# START OF DATA FOR THE TASK

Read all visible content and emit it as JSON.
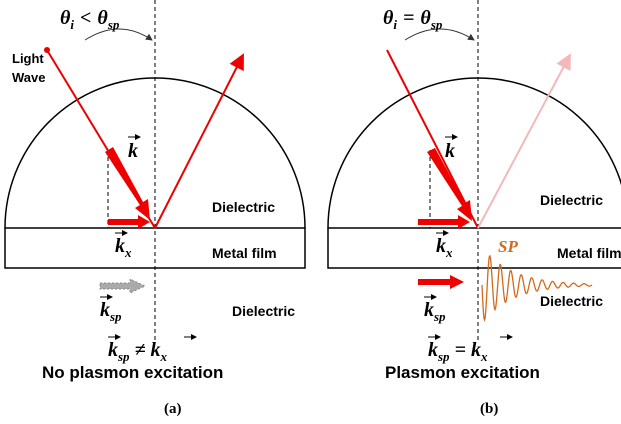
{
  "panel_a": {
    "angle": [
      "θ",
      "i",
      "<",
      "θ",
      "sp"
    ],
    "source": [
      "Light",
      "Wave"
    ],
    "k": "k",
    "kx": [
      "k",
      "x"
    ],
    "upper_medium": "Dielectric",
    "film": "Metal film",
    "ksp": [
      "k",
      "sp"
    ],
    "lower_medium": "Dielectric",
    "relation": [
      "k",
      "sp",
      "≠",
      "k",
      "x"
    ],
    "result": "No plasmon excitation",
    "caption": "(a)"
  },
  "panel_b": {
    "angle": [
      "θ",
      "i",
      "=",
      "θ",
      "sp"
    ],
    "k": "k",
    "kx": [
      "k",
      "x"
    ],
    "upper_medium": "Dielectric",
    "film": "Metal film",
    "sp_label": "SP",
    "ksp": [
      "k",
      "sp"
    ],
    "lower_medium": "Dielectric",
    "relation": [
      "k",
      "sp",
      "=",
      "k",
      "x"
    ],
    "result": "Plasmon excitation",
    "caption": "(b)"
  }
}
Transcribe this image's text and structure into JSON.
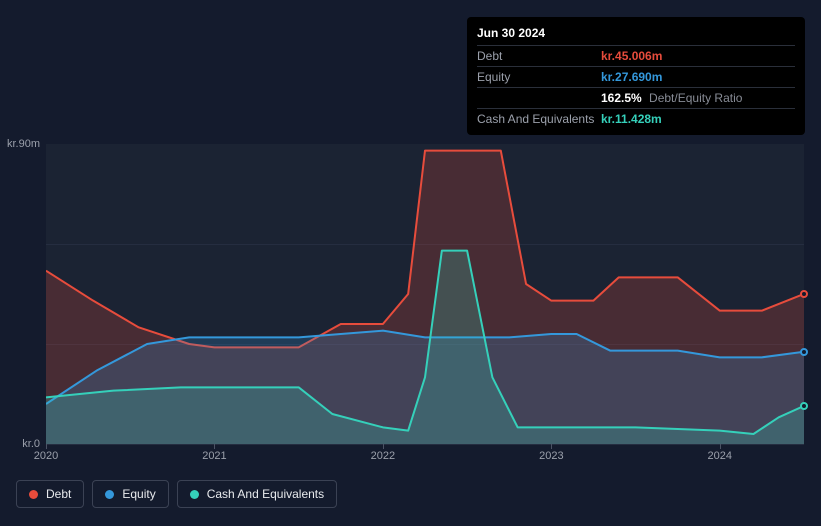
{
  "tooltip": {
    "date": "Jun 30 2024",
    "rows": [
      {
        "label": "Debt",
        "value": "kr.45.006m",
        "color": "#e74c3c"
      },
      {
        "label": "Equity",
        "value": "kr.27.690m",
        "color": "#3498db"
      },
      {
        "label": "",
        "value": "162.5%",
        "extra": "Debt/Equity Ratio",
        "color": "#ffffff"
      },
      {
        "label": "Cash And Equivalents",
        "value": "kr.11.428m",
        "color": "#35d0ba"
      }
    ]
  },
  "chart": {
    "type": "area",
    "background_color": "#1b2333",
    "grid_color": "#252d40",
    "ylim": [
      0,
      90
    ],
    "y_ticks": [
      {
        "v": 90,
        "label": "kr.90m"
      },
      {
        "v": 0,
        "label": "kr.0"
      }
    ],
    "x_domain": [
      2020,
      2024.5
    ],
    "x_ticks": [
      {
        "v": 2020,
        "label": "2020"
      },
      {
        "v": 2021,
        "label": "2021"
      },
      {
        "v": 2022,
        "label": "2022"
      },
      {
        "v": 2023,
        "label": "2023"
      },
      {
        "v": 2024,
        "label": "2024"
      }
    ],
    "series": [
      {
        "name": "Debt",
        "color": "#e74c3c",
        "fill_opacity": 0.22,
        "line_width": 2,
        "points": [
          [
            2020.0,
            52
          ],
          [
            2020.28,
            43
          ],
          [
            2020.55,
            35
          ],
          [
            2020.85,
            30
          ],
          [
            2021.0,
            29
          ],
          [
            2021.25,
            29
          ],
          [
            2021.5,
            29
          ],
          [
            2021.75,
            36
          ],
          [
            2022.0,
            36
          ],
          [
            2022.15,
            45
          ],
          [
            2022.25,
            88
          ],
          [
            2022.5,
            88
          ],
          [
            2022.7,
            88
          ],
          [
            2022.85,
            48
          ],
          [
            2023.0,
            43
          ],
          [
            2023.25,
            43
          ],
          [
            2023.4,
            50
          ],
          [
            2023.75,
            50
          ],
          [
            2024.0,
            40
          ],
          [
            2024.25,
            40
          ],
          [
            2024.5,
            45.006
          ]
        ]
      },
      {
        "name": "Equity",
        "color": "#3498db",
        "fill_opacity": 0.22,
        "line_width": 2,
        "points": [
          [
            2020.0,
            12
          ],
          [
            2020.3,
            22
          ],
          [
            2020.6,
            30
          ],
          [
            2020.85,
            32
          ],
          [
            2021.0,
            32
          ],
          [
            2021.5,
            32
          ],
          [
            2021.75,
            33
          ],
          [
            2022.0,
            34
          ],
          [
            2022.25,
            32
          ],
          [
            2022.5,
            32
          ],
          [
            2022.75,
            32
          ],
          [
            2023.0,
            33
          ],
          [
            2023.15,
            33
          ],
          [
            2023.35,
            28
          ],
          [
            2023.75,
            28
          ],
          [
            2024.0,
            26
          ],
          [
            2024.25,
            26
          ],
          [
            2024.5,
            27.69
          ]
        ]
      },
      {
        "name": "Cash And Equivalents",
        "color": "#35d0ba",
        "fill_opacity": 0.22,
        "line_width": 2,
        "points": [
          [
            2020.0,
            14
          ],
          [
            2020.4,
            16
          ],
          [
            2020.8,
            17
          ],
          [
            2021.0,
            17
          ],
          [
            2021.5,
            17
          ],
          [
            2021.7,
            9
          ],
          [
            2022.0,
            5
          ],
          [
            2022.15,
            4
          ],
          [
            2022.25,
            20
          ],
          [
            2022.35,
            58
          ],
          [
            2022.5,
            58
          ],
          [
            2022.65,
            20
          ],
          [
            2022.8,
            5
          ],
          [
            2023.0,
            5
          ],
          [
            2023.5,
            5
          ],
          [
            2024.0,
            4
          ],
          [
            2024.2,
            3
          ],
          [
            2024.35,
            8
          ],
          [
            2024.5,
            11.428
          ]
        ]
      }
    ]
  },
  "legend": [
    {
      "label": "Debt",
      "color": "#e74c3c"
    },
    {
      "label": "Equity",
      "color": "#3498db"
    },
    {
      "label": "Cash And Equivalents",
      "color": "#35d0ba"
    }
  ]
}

# END OF DATA FOR THE TASK

WRITTEN PROBLEM: Your copy should hold every record word for word and none of the pictures.

CORRECT ANSWER:
Read all visible content and emit it as JSON.
{
  "panel_a": {
    "angle": [
      "θ",
      "i",
      "<",
      "θ",
      "sp"
    ],
    "source": [
      "Light",
      "Wave"
    ],
    "k": "k",
    "kx": [
      "k",
      "x"
    ],
    "upper_medium": "Dielectric",
    "film": "Metal film",
    "ksp": [
      "k",
      "sp"
    ],
    "lower_medium": "Dielectric",
    "relation": [
      "k",
      "sp",
      "≠",
      "k",
      "x"
    ],
    "result": "No plasmon excitation",
    "caption": "(a)"
  },
  "panel_b": {
    "angle": [
      "θ",
      "i",
      "=",
      "θ",
      "sp"
    ],
    "k": "k",
    "kx": [
      "k",
      "x"
    ],
    "upper_medium": "Dielectric",
    "film": "Metal film",
    "sp_label": "SP",
    "ksp": [
      "k",
      "sp"
    ],
    "lower_medium": "Dielectric",
    "relation": [
      "k",
      "sp",
      "=",
      "k",
      "x"
    ],
    "result": "Plasmon excitation",
    "caption": "(b)"
  }
}
Transcribe this image's text and structure into JSON.
{
  "tooltip": {
    "date": "Jun 30 2024",
    "rows": [
      {
        "label": "Debt",
        "value": "kr.45.006m",
        "color": "#e74c3c"
      },
      {
        "label": "Equity",
        "value": "kr.27.690m",
        "color": "#3498db"
      },
      {
        "label": "",
        "value": "162.5%",
        "extra": "Debt/Equity Ratio",
        "color": "#ffffff"
      },
      {
        "label": "Cash And Equivalents",
        "value": "kr.11.428m",
        "color": "#35d0ba"
      }
    ]
  },
  "chart": {
    "type": "area",
    "background_color": "#1b2333",
    "grid_color": "#252d40",
    "ylim": [
      0,
      90
    ],
    "y_ticks": [
      {
        "v": 90,
        "label": "kr.90m"
      },
      {
        "v": 0,
        "label": "kr.0"
      }
    ],
    "x_domain": [
      2020,
      2024.5
    ],
    "x_ticks": [
      {
        "v": 2020,
        "label": "2020"
      },
      {
        "v": 2021,
        "label": "2021"
      },
      {
        "v": 2022,
        "label": "2022"
      },
      {
        "v": 2023,
        "label": "2023"
      },
      {
        "v": 2024,
        "label": "2024"
      }
    ],
    "series": [
      {
        "name": "Debt",
        "color": "#e74c3c",
        "fill_opacity": 0.22,
        "line_width": 2,
        "points": [
          [
            2020.0,
            52
          ],
          [
            2020.28,
            43
          ],
          [
            2020.55,
            35
          ],
          [
            2020.85,
            30
          ],
          [
            2021.0,
            29
          ],
          [
            2021.25,
            29
          ],
          [
            2021.5,
            29
          ],
          [
            2021.75,
            36
          ],
          [
            2022.0,
            36
          ],
          [
            2022.15,
            45
          ],
          [
            2022.25,
            88
          ],
          [
            2022.5,
            88
          ],
          [
            2022.7,
            88
          ],
          [
            2022.85,
            48
          ],
          [
            2023.0,
            43
          ],
          [
            2023.25,
            43
          ],
          [
            2023.4,
            50
          ],
          [
            2023.75,
            50
          ],
          [
            2024.0,
            40
          ],
          [
            2024.25,
            40
          ],
          [
            2024.5,
            45.006
          ]
        ]
      },
      {
        "name": "Equity",
        "color": "#3498db",
        "fill_opacity": 0.22,
        "line_width": 2,
        "points": [
          [
            2020.0,
            12
          ],
          [
            2020.3,
            22
          ],
          [
            2020.6,
            30
          ],
          [
            2020.85,
            32
          ],
          [
            2021.0,
            32
          ],
          [
            2021.5,
            32
          ],
          [
            2021.75,
            33
          ],
          [
            2022.0,
            34
          ],
          [
            2022.25,
            32
          ],
          [
            2022.5,
            32
          ],
          [
            2022.75,
            32
          ],
          [
            2023.0,
            33
          ],
          [
            2023.15,
            33
          ],
          [
            2023.35,
            28
          ],
          [
            2023.75,
            28
          ],
          [
            2024.0,
            26
          ],
          [
            2024.25,
            26
          ],
          [
            2024.5,
            27.69
          ]
        ]
      },
      {
        "name": "Cash And Equivalents",
        "color": "#35d0ba",
        "fill_opacity": 0.22,
        "line_width": 2,
        "points": [
          [
            2020.0,
            14
          ],
          [
            2020.4,
            16
          ],
          [
            2020.8,
            17
          ],
          [
            2021.0,
            17
          ],
          [
            2021.5,
            17
          ],
          [
            2021.7,
            9
          ],
          [
            2022.0,
            5
          ],
          [
            2022.15,
            4
          ],
          [
            2022.25,
            20
          ],
          [
            2022.35,
            58
          ],
          [
            2022.5,
            58
          ],
          [
            2022.65,
            20
          ],
          [
            2022.8,
            5
          ],
          [
            2023.0,
            5
          ],
          [
            2023.5,
            5
          ],
          [
            2024.0,
            4
          ],
          [
            2024.2,
            3
          ],
          [
            2024.35,
            8
          ],
          [
            2024.5,
            11.428
          ]
        ]
      }
    ]
  },
  "legend": [
    {
      "label": "Debt",
      "color": "#e74c3c"
    },
    {
      "label": "Equity",
      "color": "#3498db"
    },
    {
      "label": "Cash And Equivalents",
      "color": "#35d0ba"
    }
  ]
}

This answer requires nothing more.